EXERCISE INSTRUCTIONS
Lines containing the word "besi" are to be located and copied.

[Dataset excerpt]
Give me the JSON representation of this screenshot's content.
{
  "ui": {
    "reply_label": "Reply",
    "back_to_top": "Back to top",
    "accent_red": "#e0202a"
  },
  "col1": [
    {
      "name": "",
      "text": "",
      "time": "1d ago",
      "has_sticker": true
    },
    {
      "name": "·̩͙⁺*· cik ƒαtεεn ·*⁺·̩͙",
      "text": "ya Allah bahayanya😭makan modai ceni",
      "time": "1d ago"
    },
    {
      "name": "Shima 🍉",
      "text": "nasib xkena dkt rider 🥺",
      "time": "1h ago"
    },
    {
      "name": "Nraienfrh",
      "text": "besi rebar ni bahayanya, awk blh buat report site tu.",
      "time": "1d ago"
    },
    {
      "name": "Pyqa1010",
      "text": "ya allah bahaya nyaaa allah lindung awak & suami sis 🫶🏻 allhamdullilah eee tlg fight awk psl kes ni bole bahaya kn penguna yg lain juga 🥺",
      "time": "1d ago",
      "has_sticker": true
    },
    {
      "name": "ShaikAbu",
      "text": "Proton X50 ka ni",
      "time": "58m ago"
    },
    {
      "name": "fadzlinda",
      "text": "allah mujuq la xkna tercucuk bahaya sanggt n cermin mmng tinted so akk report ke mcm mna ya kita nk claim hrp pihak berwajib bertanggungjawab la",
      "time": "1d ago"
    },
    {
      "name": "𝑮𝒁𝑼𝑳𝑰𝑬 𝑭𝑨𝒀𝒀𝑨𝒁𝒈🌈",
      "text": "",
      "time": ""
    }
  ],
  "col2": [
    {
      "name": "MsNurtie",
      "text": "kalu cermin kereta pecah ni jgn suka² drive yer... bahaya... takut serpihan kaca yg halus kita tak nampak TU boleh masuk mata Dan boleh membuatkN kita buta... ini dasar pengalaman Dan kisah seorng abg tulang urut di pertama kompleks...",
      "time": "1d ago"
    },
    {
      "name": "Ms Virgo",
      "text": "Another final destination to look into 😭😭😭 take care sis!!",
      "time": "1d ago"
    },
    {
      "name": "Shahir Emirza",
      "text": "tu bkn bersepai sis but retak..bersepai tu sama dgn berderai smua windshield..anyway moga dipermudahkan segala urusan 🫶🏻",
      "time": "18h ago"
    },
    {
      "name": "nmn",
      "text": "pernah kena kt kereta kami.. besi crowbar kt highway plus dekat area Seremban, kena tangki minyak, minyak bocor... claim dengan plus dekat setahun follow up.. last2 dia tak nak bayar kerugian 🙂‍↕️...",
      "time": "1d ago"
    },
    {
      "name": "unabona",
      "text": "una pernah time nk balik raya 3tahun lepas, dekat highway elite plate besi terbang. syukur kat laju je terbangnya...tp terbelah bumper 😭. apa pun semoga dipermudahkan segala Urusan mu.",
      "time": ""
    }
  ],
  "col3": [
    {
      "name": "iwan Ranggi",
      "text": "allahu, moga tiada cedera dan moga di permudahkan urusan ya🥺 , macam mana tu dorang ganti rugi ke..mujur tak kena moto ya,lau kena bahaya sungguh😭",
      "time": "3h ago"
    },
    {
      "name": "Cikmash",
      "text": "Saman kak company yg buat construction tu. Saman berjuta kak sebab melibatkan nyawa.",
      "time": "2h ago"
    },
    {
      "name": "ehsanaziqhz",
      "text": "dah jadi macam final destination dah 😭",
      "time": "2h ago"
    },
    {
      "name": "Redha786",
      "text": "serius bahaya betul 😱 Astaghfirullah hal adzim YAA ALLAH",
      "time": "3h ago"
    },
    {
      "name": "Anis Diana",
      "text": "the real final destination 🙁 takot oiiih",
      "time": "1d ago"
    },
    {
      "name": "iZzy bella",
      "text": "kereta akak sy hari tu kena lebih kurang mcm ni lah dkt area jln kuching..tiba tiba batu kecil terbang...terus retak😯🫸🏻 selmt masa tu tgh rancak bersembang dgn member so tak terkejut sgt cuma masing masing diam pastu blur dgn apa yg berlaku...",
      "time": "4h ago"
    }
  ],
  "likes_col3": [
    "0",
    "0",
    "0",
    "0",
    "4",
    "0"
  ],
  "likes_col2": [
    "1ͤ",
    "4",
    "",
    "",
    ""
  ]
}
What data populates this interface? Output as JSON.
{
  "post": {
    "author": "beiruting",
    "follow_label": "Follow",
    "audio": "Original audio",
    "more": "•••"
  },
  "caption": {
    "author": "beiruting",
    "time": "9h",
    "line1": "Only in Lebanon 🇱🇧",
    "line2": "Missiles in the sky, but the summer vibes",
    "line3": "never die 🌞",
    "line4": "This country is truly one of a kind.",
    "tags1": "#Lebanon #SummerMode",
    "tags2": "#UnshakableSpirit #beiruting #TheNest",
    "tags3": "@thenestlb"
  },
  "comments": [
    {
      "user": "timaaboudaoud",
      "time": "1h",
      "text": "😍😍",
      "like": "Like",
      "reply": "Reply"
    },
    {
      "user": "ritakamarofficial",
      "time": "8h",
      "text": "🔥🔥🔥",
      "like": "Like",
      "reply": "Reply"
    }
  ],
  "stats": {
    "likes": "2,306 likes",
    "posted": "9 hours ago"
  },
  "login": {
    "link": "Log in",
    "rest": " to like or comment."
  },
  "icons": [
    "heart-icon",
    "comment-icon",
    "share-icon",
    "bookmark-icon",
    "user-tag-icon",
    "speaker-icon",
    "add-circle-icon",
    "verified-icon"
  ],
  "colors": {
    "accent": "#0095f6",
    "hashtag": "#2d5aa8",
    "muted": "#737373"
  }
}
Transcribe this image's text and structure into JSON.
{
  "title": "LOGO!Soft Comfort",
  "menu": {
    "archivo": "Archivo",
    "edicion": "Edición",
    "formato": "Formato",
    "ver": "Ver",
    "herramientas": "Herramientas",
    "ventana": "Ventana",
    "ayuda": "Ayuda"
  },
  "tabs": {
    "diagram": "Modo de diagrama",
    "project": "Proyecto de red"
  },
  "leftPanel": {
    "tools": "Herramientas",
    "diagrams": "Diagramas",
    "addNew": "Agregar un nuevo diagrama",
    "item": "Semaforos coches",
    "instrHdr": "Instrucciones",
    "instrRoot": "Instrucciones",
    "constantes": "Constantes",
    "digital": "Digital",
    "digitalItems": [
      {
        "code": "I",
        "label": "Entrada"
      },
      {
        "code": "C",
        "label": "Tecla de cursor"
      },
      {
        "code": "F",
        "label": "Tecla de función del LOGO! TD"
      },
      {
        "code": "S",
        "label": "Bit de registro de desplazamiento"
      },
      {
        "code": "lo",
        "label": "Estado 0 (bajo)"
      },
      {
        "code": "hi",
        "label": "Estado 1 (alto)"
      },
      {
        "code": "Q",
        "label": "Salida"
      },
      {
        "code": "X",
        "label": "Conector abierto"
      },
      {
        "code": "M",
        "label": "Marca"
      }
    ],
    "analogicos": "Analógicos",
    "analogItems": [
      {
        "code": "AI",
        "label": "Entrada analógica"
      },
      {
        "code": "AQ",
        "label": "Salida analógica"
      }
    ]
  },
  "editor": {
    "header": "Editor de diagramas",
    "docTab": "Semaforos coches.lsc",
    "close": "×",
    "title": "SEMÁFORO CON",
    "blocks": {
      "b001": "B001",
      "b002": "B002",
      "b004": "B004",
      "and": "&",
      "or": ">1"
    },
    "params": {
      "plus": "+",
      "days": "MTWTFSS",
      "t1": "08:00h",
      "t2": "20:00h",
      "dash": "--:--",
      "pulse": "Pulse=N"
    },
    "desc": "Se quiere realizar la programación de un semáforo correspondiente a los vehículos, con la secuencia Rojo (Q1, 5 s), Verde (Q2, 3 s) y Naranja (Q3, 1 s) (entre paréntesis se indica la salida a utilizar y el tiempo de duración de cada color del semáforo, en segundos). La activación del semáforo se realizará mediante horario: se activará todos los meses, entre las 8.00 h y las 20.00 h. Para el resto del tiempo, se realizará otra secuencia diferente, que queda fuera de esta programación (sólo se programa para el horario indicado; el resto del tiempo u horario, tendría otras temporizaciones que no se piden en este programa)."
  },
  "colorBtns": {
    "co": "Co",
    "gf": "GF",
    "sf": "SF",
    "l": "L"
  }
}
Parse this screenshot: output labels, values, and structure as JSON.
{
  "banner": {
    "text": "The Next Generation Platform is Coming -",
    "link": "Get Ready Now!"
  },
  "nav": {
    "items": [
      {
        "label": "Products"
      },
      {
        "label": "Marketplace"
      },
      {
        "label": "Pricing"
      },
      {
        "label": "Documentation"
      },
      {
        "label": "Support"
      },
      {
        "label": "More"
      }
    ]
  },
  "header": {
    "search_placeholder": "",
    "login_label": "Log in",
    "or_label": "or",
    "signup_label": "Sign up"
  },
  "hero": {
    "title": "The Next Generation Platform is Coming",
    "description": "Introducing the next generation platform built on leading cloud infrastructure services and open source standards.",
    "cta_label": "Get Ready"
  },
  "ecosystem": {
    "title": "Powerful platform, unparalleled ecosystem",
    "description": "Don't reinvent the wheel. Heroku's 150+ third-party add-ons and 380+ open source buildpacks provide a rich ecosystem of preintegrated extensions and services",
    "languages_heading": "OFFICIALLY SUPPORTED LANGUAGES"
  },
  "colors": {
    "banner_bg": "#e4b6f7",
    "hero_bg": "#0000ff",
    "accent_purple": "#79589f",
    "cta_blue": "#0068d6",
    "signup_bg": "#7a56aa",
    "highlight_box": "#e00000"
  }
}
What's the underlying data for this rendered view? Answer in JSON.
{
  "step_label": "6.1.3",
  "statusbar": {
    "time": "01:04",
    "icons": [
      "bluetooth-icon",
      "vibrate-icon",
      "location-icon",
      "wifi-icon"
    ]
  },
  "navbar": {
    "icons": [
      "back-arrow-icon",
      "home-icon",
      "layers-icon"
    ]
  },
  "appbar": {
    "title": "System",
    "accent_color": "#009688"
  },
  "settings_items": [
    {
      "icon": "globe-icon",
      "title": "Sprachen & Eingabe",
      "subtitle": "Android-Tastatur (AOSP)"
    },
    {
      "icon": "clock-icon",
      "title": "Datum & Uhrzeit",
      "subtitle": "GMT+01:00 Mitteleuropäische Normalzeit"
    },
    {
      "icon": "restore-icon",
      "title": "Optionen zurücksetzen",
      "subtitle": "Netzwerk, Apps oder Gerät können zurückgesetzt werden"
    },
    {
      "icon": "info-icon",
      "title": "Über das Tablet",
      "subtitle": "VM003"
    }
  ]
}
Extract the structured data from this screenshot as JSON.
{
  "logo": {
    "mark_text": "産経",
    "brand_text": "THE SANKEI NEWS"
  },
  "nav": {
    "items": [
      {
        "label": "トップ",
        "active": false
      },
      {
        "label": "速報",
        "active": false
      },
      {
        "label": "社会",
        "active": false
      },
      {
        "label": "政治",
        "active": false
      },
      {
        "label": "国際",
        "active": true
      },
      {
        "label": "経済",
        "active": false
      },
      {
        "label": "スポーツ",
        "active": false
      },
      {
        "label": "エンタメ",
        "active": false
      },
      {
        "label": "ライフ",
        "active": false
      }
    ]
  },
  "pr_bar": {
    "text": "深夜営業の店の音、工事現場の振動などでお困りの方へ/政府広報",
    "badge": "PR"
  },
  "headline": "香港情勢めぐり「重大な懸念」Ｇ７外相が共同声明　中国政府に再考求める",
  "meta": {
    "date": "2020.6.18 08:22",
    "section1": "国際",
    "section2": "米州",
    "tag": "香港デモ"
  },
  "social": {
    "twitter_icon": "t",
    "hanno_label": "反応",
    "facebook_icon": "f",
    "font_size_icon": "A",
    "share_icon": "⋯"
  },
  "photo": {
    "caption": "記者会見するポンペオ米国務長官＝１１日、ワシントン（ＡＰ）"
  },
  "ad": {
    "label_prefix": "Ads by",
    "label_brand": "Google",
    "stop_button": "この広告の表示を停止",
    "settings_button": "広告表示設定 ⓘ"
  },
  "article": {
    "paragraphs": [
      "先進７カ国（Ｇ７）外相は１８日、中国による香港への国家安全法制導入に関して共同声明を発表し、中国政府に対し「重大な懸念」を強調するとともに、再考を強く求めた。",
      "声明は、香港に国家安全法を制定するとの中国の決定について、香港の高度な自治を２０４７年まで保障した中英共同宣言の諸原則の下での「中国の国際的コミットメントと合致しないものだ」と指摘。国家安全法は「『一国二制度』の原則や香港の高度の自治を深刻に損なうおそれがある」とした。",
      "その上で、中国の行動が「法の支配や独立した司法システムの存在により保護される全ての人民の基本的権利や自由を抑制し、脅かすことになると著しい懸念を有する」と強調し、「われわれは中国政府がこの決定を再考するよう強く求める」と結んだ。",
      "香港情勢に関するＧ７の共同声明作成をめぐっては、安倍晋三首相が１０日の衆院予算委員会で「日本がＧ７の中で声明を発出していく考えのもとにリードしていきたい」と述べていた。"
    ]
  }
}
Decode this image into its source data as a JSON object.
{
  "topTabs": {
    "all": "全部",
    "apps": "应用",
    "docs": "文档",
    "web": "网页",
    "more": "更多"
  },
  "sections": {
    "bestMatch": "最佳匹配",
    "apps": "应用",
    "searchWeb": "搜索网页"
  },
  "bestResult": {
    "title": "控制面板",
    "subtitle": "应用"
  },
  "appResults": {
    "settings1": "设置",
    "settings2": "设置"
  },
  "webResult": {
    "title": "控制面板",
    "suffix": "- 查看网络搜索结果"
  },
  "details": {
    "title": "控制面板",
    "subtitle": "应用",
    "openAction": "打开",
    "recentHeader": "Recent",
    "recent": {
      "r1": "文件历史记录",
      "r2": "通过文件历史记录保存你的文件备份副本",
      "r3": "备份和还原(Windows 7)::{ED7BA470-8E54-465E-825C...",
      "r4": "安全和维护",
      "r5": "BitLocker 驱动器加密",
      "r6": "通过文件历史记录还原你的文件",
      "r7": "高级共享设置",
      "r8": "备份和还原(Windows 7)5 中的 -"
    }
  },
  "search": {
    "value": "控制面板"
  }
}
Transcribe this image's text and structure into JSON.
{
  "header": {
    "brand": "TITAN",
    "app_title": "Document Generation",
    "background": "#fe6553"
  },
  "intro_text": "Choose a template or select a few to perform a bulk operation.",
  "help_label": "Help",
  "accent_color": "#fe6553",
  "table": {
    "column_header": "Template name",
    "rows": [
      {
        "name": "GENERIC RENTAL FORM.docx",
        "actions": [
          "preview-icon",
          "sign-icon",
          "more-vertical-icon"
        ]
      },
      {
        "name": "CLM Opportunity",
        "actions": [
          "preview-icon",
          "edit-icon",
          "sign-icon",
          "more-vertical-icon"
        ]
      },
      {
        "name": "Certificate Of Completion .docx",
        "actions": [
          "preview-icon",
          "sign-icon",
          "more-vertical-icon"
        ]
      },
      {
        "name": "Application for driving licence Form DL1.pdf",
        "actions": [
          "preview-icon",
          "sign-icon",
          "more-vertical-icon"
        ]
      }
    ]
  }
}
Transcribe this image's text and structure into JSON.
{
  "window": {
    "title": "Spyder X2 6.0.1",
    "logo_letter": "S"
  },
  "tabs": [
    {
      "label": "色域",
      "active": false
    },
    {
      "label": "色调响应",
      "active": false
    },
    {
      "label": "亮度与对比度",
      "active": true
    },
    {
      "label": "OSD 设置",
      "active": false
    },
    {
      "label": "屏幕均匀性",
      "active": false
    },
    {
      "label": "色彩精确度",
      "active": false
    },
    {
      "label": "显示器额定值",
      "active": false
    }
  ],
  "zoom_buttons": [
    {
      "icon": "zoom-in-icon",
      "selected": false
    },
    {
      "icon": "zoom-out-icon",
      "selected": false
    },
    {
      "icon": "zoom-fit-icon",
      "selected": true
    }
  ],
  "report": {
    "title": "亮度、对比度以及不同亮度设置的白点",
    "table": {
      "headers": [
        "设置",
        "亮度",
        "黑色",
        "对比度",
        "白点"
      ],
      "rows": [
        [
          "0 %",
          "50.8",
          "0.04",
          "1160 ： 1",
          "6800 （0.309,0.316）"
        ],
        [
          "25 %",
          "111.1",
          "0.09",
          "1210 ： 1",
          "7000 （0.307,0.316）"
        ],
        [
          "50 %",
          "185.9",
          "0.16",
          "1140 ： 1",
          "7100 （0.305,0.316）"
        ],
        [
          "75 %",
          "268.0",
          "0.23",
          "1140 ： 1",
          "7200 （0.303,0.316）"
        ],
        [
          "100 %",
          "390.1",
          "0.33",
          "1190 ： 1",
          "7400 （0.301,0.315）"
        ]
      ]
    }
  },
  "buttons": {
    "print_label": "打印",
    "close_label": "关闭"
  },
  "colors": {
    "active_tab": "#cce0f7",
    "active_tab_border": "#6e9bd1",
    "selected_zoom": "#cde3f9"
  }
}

COMPLETED EXERCISE
      "text": "besi rebar ni bahayanya, awk blh buat report site tu.",
      "text": "pernah kena kt kereta kami.. besi crowbar kt highway plus dekat area Seremban, kena tangki minyak, minyak bocor... claim dengan plus dekat setahun follow up.. last2 dia tak nak bayar kerugian 🙂‍↕️...",
      "text": "una pernah time nk balik raya 3tahun lepas, dekat highway elite plate besi terbang. syukur kat laju je terbangnya...tp terbelah bumper 😭. apa pun semoga dipermudahkan segala Urusan mu.",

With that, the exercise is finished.